_Problem to work on_: Go through the data and copy every line exactly, but not the images.

--

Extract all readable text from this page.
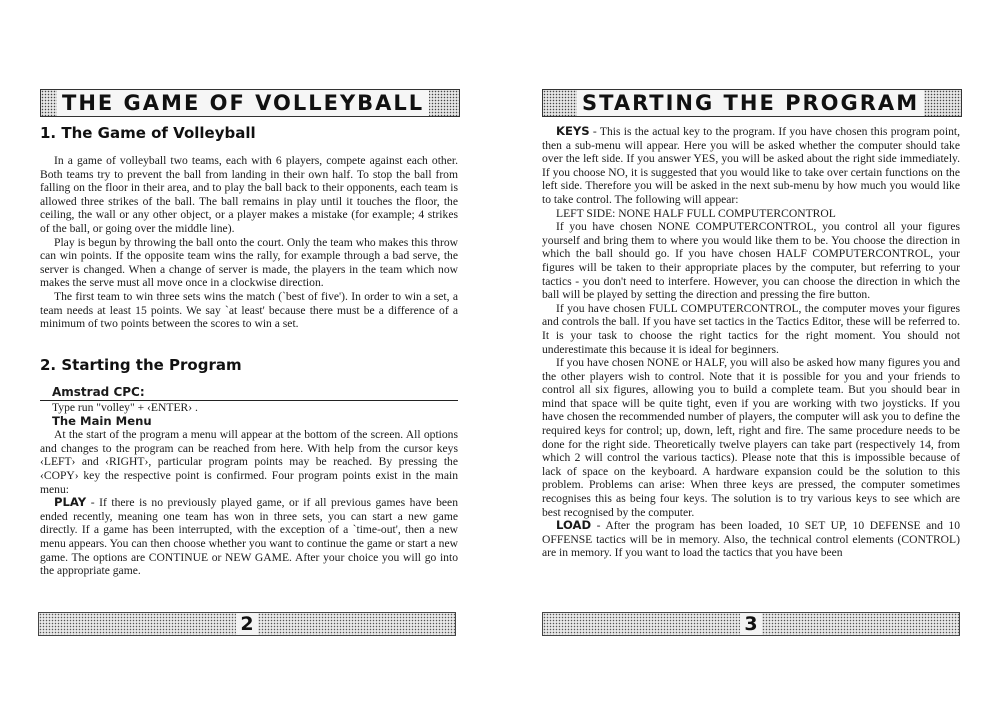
THE GAME OF VOLLEYBALL
1. The Game of Volleyball

In a game of volleyball two teams, each with 6 players, compete against each other. Both teams try to prevent the ball from landing in their own half. To stop the ball from falling on the floor in their area, and to play the ball back to their opponents, each team is allowed three strikes of the ball. The ball remains in play until it touches the floor, the ceiling, the wall or any other object, or a player makes a mistake (for example; 4 strikes of the ball, or going over the middle line).

Play is begun by throwing the ball onto the court. Only the team who makes this throw can win points. If the opposite team wins the rally, for example through a bad serve, the server is changed. When a change of server is made, the players in the team which now makes the serve must all move once in a clockwise direction.

The first team to win three sets wins the match (`best of five'). In order to win a set, a team needs at least 15 points. We say `at least' because there must be a difference of a minimum of two points between the scores to win a set.

2. Starting the Program
Amstrad CPC:

Type run "volley" + ‹ENTER› .

The Main Menu

At the start of the program a menu will appear at the bottom of the screen. All options and changes to the program can be reached from here. With help from the cursor keys ‹LEFT› and ‹RIGHT›, particular program points may be reached. By pressing the ‹COPY› key the respective point is confirmed. Four program points exist in the main menu:

PLAY - If there is no previously played game, or if all previous games have been ended recently, meaning one team has won in three sets, you can start a new game directly. If a game has been interrupted, with the exception of a `time-out', then a new menu appears. You can then choose whether you want to continue the game or start a new game. The options are CONTINUE or NEW GAME. After your choice you will go into the appropriate game.

2
STARTING THE PROGRAM

KEYS - This is the actual key to the program. If you have chosen this program point, then a sub-menu will appear. Here you will be asked whether the computer should take over the left side. If you answer YES, you will be asked about the right side immediately. If you choose NO, it is suggested that you would like to take over certain functions on the left side. Therefore you will be asked in the next sub-menu by how much you would like to take control. The following will appear:

LEFT SIDE: NONE HALF FULL COMPUTERCONTROL

If you have chosen NONE COMPUTERCONTROL, you control all your figures yourself and bring them to where you would like them to be. You choose the direction in which the ball should go. If you have chosen HALF COMPUTERCONTROL, your figures will be taken to their appropriate places by the computer, but referring to your tactics - you don't need to interfere. However, you can choose the direction in which the ball will be played by setting the direction and pressing the fire button.

If you have chosen FULL COMPUTERCONTROL, the computer moves your figures and controls the ball. If you have set tactics in the Tactics Editor, these will be referred to. It is your task to choose the right tactics for the right moment. You should not underestimate this because it is ideal for beginners.

If you have chosen NONE or HALF, you will also be asked how many figures you and the other players wish to control. Note that it is possible for you and your friends to control all six figures, allowing you to build a complete team. But you should bear in mind that space will be quite tight, even if you are working with two joysticks. If you have chosen the recommended number of players, the computer will ask you to define the required keys for control; up, down, left, right and fire. The same procedure needs to be done for the right side. Theoretically twelve players can take part (respectively 14, from which 2 will control the various tactics). Please note that this is impossible because of lack of space on the keyboard. A hardware expansion could be the solution to this problem. Problems can arise: When three keys are pressed, the computer sometimes recognises this as being four keys. The solution is to try various keys to see which are best recognised by the computer.

LOAD - After the program has been loaded, 10 SET UP, 10 DEFENSE and 10 OFFENSE tactics will be in memory. Also, the technical control elements (CONTROL) are in memory. If you want to load the tactics that you have been

3
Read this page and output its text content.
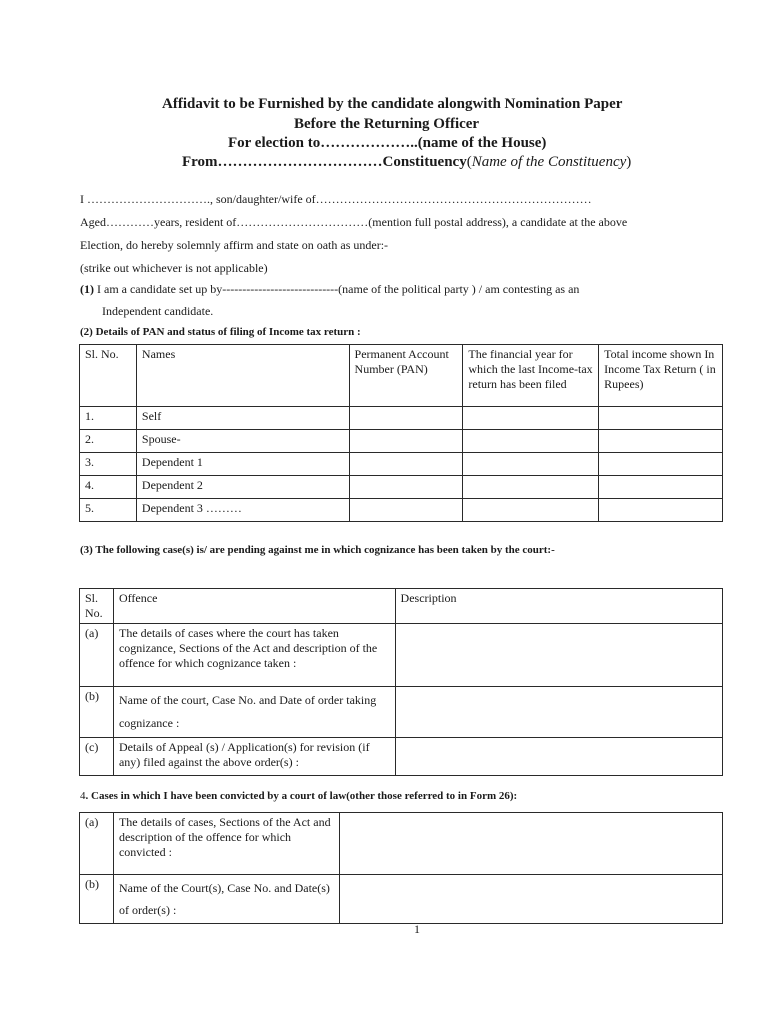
Affidavit to be Furnished by the candidate alongwith Nomination Paper
Before the Returning Officer
For election to………………..(name of the House)
From……………………………Constituency(Name of the Constituency)
I …………………………., son/daughter/wife of……………………………………………………………
Aged…………years, resident of……………………………(mention full postal address), a candidate at the above
Election, do hereby solemnly affirm and state on oath as under:-
(strike out whichever is not applicable)
(1) I am a candidate set up by-----------------------------(name of the political party ) / am contesting as an
Independent candidate.
(2) Details of PAN and status of filing of Income tax return :
Sl. No.	Names	Permanent Account Number (PAN)	The financial year for which the last Income-tax return has been filed	Total income shown In Income Tax Return ( in Rupees)
1.	Self			
2.	Spouse-			
3.	Dependent 1			
4.	Dependent 2			
5.	Dependent 3 ………			
(3) The following case(s) is/ are pending against me in which cognizance has been taken by the court:-
Sl. No.	Offence	Description
(a)	The details of cases where the court has taken cognizance, Sections of the Act and description of the offence for which cognizance taken :	
(b)	Name of the court, Case No. and Date of order taking cognizance :	
(c)	Details of Appeal (s) / Application(s) for revision (if any) filed against the above order(s) :	
4. Cases in which I have been convicted by a court of law(other those referred to in Form 26):
(a)	The details of cases, Sections of the Act and description of the offence for which convicted :	
(b)	Name of the Court(s), Case No. and Date(s) of order(s) :	
1
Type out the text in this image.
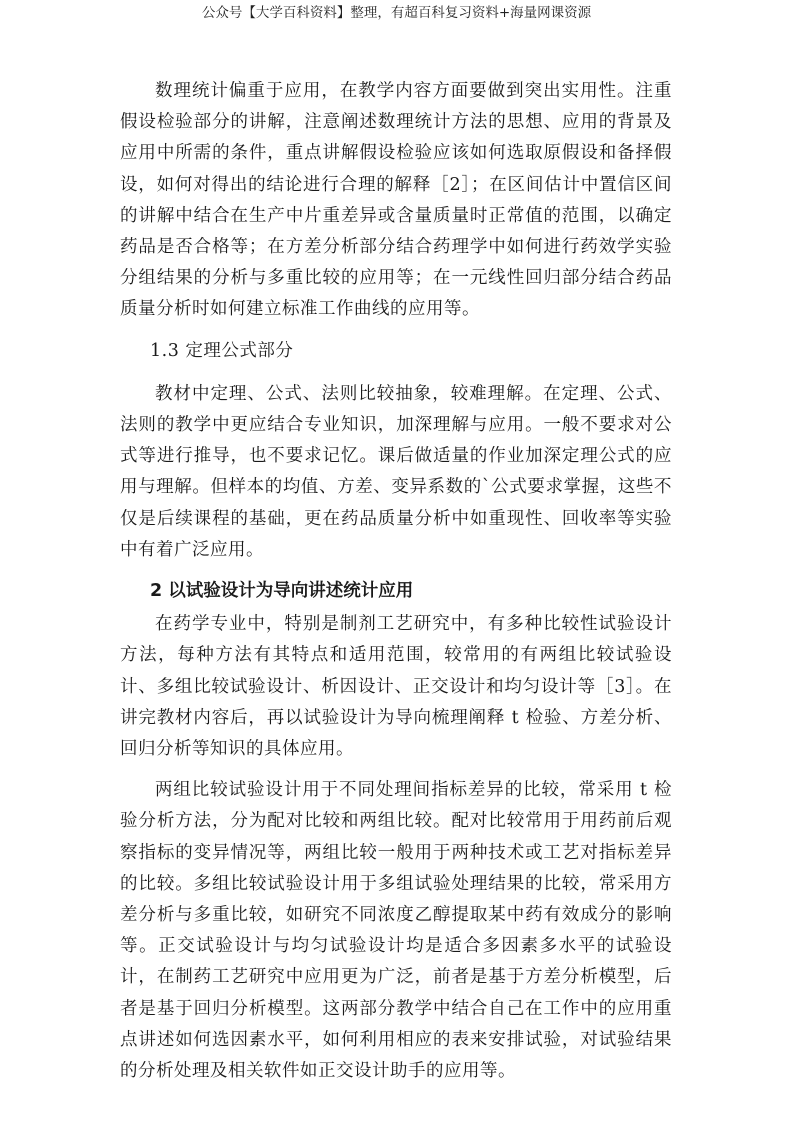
公众号【大学百科资料】整理，有超百科复习资料+海量网课资源

数理统计偏重于应用，在教学内容方面要做到突出实用性。注重假设检验部分的讲解，注意阐述数理统计方法的思想、应用的背景及应用中所需的条件，重点讲解假设检验应该如何选取原假设和备择假设，如何对得出的结论进行合理的解释［2］；在区间估计中置信区间的讲解中结合在生产中片重差异或含量质量时正常值的范围，以确定药品是否合格等；在方差分析部分结合药理学中如何进行药效学实验分组结果的分析与多重比较的应用等；在一元线性回归部分结合药品质量分析时如何建立标准工作曲线的应用等。

1.3 定理公式部分

教材中定理、公式、法则比较抽象，较难理解。在定理、公式、法则的教学中更应结合专业知识，加深理解与应用。一般不要求对公式等进行推导，也不要求记忆。课后做适量的作业加深定理公式的应用与理解。但样本的均值、方差、变异系数的`公式要求掌握，这些不仅是后续课程的基础，更在药品质量分析中如重现性、回收率等实验中有着广泛应用。

2 以试验设计为导向讲述统计应用

在药学专业中，特别是制剂工艺研究中，有多种比较性试验设计方法，每种方法有其特点和适用范围，较常用的有两组比较试验设计、多组比较试验设计、析因设计、正交设计和均匀设计等［3］。在讲完教材内容后，再以试验设计为导向梳理阐释 t 检验、方差分析、回归分析等知识的具体应用。

两组比较试验设计用于不同处理间指标差异的比较，常采用 t 检验分析方法，分为配对比较和两组比较。配对比较常用于用药前后观察指标的变异情况等，两组比较一般用于两种技术或工艺对指标差异的比较。多组比较试验设计用于多组试验处理结果的比较，常采用方差分析与多重比较，如研究不同浓度乙醇提取某中药有效成分的影响等。正交试验设计与均匀试验设计均是适合多因素多水平的试验设计，在制药工艺研究中应用更为广泛，前者是基于方差分析模型，后者是基于回归分析模型。这两部分教学中结合自己在工作中的应用重点讲述如何选因素水平，如何利用相应的表来安排试验，对试验结果的分析处理及相关软件如正交设计助手的应用等。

--

_Output of the exercise_:
Extract all readable text from this page.
THE GAME OF VOLLEYBALL
1. The Game of Volleyball

In a game of volleyball two teams, each with 6 players, compete against each other. Both teams try to prevent the ball from landing in their own half. To stop the ball from falling on the floor in their area, and to play the ball back to their opponents, each team is allowed three strikes of the ball. The ball remains in play until it touches the floor, the ceiling, the wall or any other object, or a player makes a mistake (for example; 4 strikes of the ball, or going over the middle line).

Play is begun by throwing the ball onto the court. Only the team who makes this throw can win points. If the opposite team wins the rally, for example through a bad serve, the server is changed. When a change of server is made, the players in the team which now makes the serve must all move once in a clockwise direction.

The first team to win three sets wins the match (`best of five'). In order to win a set, a team needs at least 15 points. We say `at least' because there must be a difference of a minimum of two points between the scores to win a set.

2. Starting the Program
Amstrad CPC:

Type run "volley" + ‹ENTER› .

The Main Menu

At the start of the program a menu will appear at the bottom of the screen. All options and changes to the program can be reached from here. With help from the cursor keys ‹LEFT› and ‹RIGHT›, particular program points may be reached. By pressing the ‹COPY› key the respective point is confirmed. Four program points exist in the main menu:

PLAY - If there is no previously played game, or if all previous games have been ended recently, meaning one team has won in three sets, you can start a new game directly. If a game has been interrupted, with the exception of a `time-out', then a new menu appears. You can then choose whether you want to continue the game or start a new game. The options are CONTINUE or NEW GAME. After your choice you will go into the appropriate game.

2
STARTING THE PROGRAM

KEYS - This is the actual key to the program. If you have chosen this program point, then a sub-menu will appear. Here you will be asked whether the computer should take over the left side. If you answer YES, you will be asked about the right side immediately. If you choose NO, it is suggested that you would like to take over certain functions on the left side. Therefore you will be asked in the next sub-menu by how much you would like to take control. The following will appear:

LEFT SIDE: NONE HALF FULL COMPUTERCONTROL

If you have chosen NONE COMPUTERCONTROL, you control all your figures yourself and bring them to where you would like them to be. You choose the direction in which the ball should go. If you have chosen HALF COMPUTERCONTROL, your figures will be taken to their appropriate places by the computer, but referring to your tactics - you don't need to interfere. However, you can choose the direction in which the ball will be played by setting the direction and pressing the fire button.

If you have chosen FULL COMPUTERCONTROL, the computer moves your figures and controls the ball. If you have set tactics in the Tactics Editor, these will be referred to. It is your task to choose the right tactics for the right moment. You should not underestimate this because it is ideal for beginners.

If you have chosen NONE or HALF, you will also be asked how many figures you and the other players wish to control. Note that it is possible for you and your friends to control all six figures, allowing you to build a complete team. But you should bear in mind that space will be quite tight, even if you are working with two joysticks. If you have chosen the recommended number of players, the computer will ask you to define the required keys for control; up, down, left, right and fire. The same procedure needs to be done for the right side. Theoretically twelve players can take part (respectively 14, from which 2 will control the various tactics). Please note that this is impossible because of lack of space on the keyboard. A hardware expansion could be the solution to this problem. Problems can arise: When three keys are pressed, the computer sometimes recognises this as being four keys. The solution is to try various keys to see which are best recognised by the computer.

LOAD - After the program has been loaded, 10 SET UP, 10 DEFENSE and 10 OFFENSE tactics will be in memory. Also, the technical control elements (CONTROL) are in memory. If you want to load the tactics that you have been

3
Read this page and output its text content.
Affidavit to be Furnished by the candidate alongwith Nomination Paper
Before the Returning Officer
For election to………………..(name of the House)
From……………………………Constituency(Name of the Constituency)
I …………………………., son/daughter/wife of……………………………………………………………
Aged…………years, resident of……………………………(mention full postal address), a candidate at the above
Election, do hereby solemnly affirm and state on oath as under:-
(strike out whichever is not applicable)
(1) I am a candidate set up by-----------------------------(name of the political party ) / am contesting as an
Independent candidate.
(2) Details of PAN and status of filing of Income tax return :
Sl. No.	Names	Permanent Account Number (PAN)	The financial year for which the last Income-tax return has been filed	Total income shown In Income Tax Return ( in Rupees)
1.	Self			
2.	Spouse-			
3.	Dependent 1			
4.	Dependent 2			
5.	Dependent 3 ………			
(3) The following case(s) is/ are pending against me in which cognizance has been taken by the court:-
Sl. No.	Offence	Description
(a)	The details of cases where the court has taken cognizance, Sections of the Act and description of the offence for which cognizance taken :	
(b)	Name of the court, Case No. and Date of order taking cognizance :	
(c)	Details of Appeal (s) / Application(s) for revision (if any) filed against the above order(s) :	
4. Cases in which I have been convicted by a court of law(other those referred to in Form 26):
(a)	The details of cases, Sections of the Act and description of the offence for which convicted :	
(b)	Name of the Court(s), Case No. and Date(s) of order(s) :	
1
Type out the text in this image.
公众号【大学百科资料】整理，有超百科复习资料+海量网课资源

数理统计偏重于应用，在教学内容方面要做到突出实用性。注重假设检验部分的讲解，注意阐述数理统计方法的思想、应用的背景及应用中所需的条件，重点讲解假设检验应该如何选取原假设和备择假设，如何对得出的结论进行合理的解释［2］；在区间估计中置信区间的讲解中结合在生产中片重差异或含量质量时正常值的范围，以确定药品是否合格等；在方差分析部分结合药理学中如何进行药效学实验分组结果的分析与多重比较的应用等；在一元线性回归部分结合药品质量分析时如何建立标准工作曲线的应用等。

1.3 定理公式部分

教材中定理、公式、法则比较抽象，较难理解。在定理、公式、法则的教学中更应结合专业知识，加深理解与应用。一般不要求对公式等进行推导，也不要求记忆。课后做适量的作业加深定理公式的应用与理解。但样本的均值、方差、变异系数的`公式要求掌握，这些不仅是后续课程的基础，更在药品质量分析中如重现性、回收率等实验中有着广泛应用。

2 以试验设计为导向讲述统计应用

在药学专业中，特别是制剂工艺研究中，有多种比较性试验设计方法，每种方法有其特点和适用范围，较常用的有两组比较试验设计、多组比较试验设计、析因设计、正交设计和均匀设计等［3］。在讲完教材内容后，再以试验设计为导向梳理阐释 t 检验、方差分析、回归分析等知识的具体应用。

两组比较试验设计用于不同处理间指标差异的比较，常采用 t 检验分析方法，分为配对比较和两组比较。配对比较常用于用药前后观察指标的变异情况等，两组比较一般用于两种技术或工艺对指标差异的比较。多组比较试验设计用于多组试验处理结果的比较，常采用方差分析与多重比较，如研究不同浓度乙醇提取某中药有效成分的影响等。正交试验设计与均匀试验设计均是适合多因素多水平的试验设计，在制药工艺研究中应用更为广泛，前者是基于方差分析模型，后者是基于回归分析模型。这两部分教学中结合自己在工作中的应用重点讲述如何选因素水平，如何利用相应的表来安排试验，对试验结果的分析处理及相关软件如正交设计助手的应用等。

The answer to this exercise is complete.